*Instructions for the task*:
Gather the lines from the material that contain "DEFENCE".

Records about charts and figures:
* Begin *
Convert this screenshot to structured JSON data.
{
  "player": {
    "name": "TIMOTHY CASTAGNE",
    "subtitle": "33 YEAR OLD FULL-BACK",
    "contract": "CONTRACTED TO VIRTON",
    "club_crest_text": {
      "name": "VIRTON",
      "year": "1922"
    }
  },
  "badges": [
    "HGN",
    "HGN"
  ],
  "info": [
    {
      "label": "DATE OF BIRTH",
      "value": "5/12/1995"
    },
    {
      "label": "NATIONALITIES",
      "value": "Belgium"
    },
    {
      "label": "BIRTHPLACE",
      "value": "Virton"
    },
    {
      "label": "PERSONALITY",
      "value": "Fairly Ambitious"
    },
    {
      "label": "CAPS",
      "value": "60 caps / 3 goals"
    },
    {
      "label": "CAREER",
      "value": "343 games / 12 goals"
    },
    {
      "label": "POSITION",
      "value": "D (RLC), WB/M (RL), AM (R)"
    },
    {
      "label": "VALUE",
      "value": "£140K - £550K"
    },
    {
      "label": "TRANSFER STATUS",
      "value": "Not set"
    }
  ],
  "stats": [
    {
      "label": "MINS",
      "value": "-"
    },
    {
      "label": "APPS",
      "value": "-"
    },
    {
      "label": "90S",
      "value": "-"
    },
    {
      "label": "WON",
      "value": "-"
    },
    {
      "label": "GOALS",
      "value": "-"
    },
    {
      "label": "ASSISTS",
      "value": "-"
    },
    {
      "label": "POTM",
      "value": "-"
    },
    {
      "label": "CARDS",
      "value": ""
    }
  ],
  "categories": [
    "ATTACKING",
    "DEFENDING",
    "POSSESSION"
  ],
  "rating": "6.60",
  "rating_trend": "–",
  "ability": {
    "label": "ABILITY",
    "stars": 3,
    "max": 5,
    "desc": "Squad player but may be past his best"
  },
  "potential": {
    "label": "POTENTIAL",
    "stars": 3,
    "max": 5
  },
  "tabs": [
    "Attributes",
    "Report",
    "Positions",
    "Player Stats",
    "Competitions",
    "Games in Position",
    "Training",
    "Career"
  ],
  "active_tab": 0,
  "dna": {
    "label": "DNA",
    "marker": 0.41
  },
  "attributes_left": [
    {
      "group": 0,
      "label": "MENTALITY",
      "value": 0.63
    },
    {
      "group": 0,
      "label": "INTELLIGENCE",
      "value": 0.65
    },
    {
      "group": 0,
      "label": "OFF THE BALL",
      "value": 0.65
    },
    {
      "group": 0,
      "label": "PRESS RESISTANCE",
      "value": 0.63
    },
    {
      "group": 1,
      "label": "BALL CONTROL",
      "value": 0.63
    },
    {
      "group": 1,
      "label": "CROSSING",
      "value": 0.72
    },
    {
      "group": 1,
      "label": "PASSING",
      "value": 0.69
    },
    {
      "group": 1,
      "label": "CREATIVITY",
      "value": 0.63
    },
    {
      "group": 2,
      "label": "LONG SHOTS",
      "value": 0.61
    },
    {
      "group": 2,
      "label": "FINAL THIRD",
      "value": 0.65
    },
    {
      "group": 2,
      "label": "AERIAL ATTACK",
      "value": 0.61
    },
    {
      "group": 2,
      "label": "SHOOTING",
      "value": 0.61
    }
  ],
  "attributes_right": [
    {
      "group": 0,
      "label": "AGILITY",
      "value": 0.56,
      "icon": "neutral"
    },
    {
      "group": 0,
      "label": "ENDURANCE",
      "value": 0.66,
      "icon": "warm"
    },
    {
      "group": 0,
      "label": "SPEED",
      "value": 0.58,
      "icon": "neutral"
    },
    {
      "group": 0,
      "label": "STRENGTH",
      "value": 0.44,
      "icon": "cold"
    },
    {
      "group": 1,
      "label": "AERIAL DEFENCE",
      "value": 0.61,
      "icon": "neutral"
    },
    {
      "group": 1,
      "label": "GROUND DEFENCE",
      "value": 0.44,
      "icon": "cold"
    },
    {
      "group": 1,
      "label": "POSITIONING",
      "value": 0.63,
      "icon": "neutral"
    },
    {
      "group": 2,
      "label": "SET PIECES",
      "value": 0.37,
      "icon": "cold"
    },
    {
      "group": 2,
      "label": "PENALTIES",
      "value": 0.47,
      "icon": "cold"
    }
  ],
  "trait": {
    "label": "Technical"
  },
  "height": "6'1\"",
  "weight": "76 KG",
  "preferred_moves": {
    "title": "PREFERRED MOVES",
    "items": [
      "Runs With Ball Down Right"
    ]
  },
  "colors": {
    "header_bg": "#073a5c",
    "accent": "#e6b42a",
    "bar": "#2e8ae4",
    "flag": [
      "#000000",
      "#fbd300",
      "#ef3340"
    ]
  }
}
* End *
*Answer in full*:
      "label": "AERIAL DEFENCE",
      "label": "GROUND DEFENCE",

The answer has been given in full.